Records from a collection
━━━━

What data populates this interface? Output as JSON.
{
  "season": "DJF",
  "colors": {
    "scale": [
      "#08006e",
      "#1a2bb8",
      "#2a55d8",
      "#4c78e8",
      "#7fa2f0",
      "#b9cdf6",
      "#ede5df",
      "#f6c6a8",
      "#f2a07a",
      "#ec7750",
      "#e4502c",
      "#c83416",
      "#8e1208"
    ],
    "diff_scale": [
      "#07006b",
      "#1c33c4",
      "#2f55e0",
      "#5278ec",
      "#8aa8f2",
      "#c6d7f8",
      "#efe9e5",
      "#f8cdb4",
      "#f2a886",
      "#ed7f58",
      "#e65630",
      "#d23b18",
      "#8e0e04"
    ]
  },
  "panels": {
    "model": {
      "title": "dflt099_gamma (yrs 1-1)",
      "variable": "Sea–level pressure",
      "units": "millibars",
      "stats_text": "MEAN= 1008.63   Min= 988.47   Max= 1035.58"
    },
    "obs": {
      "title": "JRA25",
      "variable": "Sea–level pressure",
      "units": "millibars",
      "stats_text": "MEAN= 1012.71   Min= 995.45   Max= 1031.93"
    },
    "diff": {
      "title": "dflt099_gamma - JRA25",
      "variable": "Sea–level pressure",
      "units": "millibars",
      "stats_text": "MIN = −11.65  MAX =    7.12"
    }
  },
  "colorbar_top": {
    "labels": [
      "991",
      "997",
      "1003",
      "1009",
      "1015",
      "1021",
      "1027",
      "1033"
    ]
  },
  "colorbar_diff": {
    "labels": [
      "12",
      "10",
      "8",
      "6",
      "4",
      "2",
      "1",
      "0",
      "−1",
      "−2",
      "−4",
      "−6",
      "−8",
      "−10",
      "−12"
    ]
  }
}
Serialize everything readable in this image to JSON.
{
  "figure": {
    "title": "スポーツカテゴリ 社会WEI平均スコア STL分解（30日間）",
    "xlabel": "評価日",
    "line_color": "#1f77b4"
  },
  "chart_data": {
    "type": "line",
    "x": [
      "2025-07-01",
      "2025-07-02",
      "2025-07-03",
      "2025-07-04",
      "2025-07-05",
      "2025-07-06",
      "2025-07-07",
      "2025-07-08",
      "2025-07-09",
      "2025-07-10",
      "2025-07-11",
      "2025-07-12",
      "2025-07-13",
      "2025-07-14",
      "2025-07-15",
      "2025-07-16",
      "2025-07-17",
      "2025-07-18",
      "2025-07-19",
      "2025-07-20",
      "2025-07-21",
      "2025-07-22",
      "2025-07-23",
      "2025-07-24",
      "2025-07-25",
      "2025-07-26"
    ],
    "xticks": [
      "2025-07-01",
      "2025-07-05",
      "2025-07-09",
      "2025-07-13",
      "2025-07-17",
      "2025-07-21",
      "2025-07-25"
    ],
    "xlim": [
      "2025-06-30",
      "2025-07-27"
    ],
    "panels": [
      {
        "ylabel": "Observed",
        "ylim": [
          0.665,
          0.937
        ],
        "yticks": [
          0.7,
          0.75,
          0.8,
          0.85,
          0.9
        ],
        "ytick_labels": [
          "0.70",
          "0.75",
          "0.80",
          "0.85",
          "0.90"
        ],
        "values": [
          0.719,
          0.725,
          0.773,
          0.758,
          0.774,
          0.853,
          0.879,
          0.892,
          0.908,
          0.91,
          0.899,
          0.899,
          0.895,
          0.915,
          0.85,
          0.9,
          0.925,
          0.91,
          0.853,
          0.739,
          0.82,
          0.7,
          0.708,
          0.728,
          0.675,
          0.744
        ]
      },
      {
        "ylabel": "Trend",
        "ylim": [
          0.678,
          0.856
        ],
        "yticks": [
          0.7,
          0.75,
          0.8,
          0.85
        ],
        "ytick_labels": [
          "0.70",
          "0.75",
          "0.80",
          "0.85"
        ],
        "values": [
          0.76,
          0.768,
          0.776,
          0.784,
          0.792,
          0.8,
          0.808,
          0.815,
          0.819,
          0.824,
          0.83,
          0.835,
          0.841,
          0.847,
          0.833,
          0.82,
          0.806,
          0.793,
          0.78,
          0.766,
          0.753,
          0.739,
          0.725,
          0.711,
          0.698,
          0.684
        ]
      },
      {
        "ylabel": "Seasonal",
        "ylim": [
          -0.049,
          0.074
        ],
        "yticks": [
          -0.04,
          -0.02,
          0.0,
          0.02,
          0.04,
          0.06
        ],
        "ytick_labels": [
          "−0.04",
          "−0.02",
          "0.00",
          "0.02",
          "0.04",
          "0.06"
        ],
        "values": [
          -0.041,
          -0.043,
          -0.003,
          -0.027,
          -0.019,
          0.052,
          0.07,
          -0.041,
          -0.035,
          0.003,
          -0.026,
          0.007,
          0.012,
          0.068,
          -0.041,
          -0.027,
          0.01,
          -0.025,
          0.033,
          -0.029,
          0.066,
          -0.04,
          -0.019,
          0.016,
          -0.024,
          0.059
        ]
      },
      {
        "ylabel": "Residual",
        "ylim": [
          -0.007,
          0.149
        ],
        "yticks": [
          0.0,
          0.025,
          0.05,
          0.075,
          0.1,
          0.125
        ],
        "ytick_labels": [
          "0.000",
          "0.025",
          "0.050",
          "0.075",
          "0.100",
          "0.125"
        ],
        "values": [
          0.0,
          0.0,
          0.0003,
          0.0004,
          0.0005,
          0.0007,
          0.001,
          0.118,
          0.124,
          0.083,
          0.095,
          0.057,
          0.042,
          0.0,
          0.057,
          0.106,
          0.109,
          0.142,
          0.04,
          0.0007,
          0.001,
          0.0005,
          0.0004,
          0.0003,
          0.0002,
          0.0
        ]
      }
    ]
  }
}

━━━━

YOUR TASK
Copy each line of the data exactly, leaving nothing out.

ANSWER TO THE TASK
What data populates this interface? Output as JSON.
{
  "season": "DJF",
  "colors": {
    "scale": [
      "#08006e",
      "#1a2bb8",
      "#2a55d8",
      "#4c78e8",
      "#7fa2f0",
      "#b9cdf6",
      "#ede5df",
      "#f6c6a8",
      "#f2a07a",
      "#ec7750",
      "#e4502c",
      "#c83416",
      "#8e1208"
    ],
    "diff_scale": [
      "#07006b",
      "#1c33c4",
      "#2f55e0",
      "#5278ec",
      "#8aa8f2",
      "#c6d7f8",
      "#efe9e5",
      "#f8cdb4",
      "#f2a886",
      "#ed7f58",
      "#e65630",
      "#d23b18",
      "#8e0e04"
    ]
  },
  "panels": {
    "model": {
      "title": "dflt099_gamma (yrs 1-1)",
      "variable": "Sea–level pressure",
      "units": "millibars",
      "stats_text": "MEAN= 1008.63   Min= 988.47   Max= 1035.58"
    },
    "obs": {
      "title": "JRA25",
      "variable": "Sea–level pressure",
      "units": "millibars",
      "stats_text": "MEAN= 1012.71   Min= 995.45   Max= 1031.93"
    },
    "diff": {
      "title": "dflt099_gamma - JRA25",
      "variable": "Sea–level pressure",
      "units": "millibars",
      "stats_text": "MIN = −11.65  MAX =    7.12"
    }
  },
  "colorbar_top": {
    "labels": [
      "991",
      "997",
      "1003",
      "1009",
      "1015",
      "1021",
      "1027",
      "1033"
    ]
  },
  "colorbar_diff": {
    "labels": [
      "12",
      "10",
      "8",
      "6",
      "4",
      "2",
      "1",
      "0",
      "−1",
      "−2",
      "−4",
      "−6",
      "−8",
      "−10",
      "−12"
    ]
  }
}
Serialize everything readable in this image to JSON.
{
  "figure": {
    "title": "スポーツカテゴリ 社会WEI平均スコア STL分解（30日間）",
    "xlabel": "評価日",
    "line_color": "#1f77b4"
  },
  "chart_data": {
    "type": "line",
    "x": [
      "2025-07-01",
      "2025-07-02",
      "2025-07-03",
      "2025-07-04",
      "2025-07-05",
      "2025-07-06",
      "2025-07-07",
      "2025-07-08",
      "2025-07-09",
      "2025-07-10",
      "2025-07-11",
      "2025-07-12",
      "2025-07-13",
      "2025-07-14",
      "2025-07-15",
      "2025-07-16",
      "2025-07-17",
      "2025-07-18",
      "2025-07-19",
      "2025-07-20",
      "2025-07-21",
      "2025-07-22",
      "2025-07-23",
      "2025-07-24",
      "2025-07-25",
      "2025-07-26"
    ],
    "xticks": [
      "2025-07-01",
      "2025-07-05",
      "2025-07-09",
      "2025-07-13",
      "2025-07-17",
      "2025-07-21",
      "2025-07-25"
    ],
    "xlim": [
      "2025-06-30",
      "2025-07-27"
    ],
    "panels": [
      {
        "ylabel": "Observed",
        "ylim": [
          0.665,
          0.937
        ],
        "yticks": [
          0.7,
          0.75,
          0.8,
          0.85,
          0.9
        ],
        "ytick_labels": [
          "0.70",
          "0.75",
          "0.80",
          "0.85",
          "0.90"
        ],
        "values": [
          0.719,
          0.725,
          0.773,
          0.758,
          0.774,
          0.853,
          0.879,
          0.892,
          0.908,
          0.91,
          0.899,
          0.899,
          0.895,
          0.915,
          0.85,
          0.9,
          0.925,
          0.91,
          0.853,
          0.739,
          0.82,
          0.7,
          0.708,
          0.728,
          0.675,
          0.744
        ]
      },
      {
        "ylabel": "Trend",
        "ylim": [
          0.678,
          0.856
        ],
        "yticks": [
          0.7,
          0.75,
          0.8,
          0.85
        ],
        "ytick_labels": [
          "0.70",
          "0.75",
          "0.80",
          "0.85"
        ],
        "values": [
          0.76,
          0.768,
          0.776,
          0.784,
          0.792,
          0.8,
          0.808,
          0.815,
          0.819,
          0.824,
          0.83,
          0.835,
          0.841,
          0.847,
          0.833,
          0.82,
          0.806,
          0.793,
          0.78,
          0.766,
          0.753,
          0.739,
          0.725,
          0.711,
          0.698,
          0.684
        ]
      },
      {
        "ylabel": "Seasonal",
        "ylim": [
          -0.049,
          0.074
        ],
        "yticks": [
          -0.04,
          -0.02,
          0.0,
          0.02,
          0.04,
          0.06
        ],
        "ytick_labels": [
          "−0.04",
          "−0.02",
          "0.00",
          "0.02",
          "0.04",
          "0.06"
        ],
        "values": [
          -0.041,
          -0.043,
          -0.003,
          -0.027,
          -0.019,
          0.052,
          0.07,
          -0.041,
          -0.035,
          0.003,
          -0.026,
          0.007,
          0.012,
          0.068,
          -0.041,
          -0.027,
          0.01,
          -0.025,
          0.033,
          -0.029,
          0.066,
          -0.04,
          -0.019,
          0.016,
          -0.024,
          0.059
        ]
      },
      {
        "ylabel": "Residual",
        "ylim": [
          -0.007,
          0.149
        ],
        "yticks": [
          0.0,
          0.025,
          0.05,
          0.075,
          0.1,
          0.125
        ],
        "ytick_labels": [
          "0.000",
          "0.025",
          "0.050",
          "0.075",
          "0.100",
          "0.125"
        ],
        "values": [
          0.0,
          0.0,
          0.0003,
          0.0004,
          0.0005,
          0.0007,
          0.001,
          0.118,
          0.124,
          0.083,
          0.095,
          0.057,
          0.042,
          0.0,
          0.057,
          0.106,
          0.109,
          0.142,
          0.04,
          0.0007,
          0.001,
          0.0005,
          0.0004,
          0.0003,
          0.0002,
          0.0
        ]
      }
    ]
  }
}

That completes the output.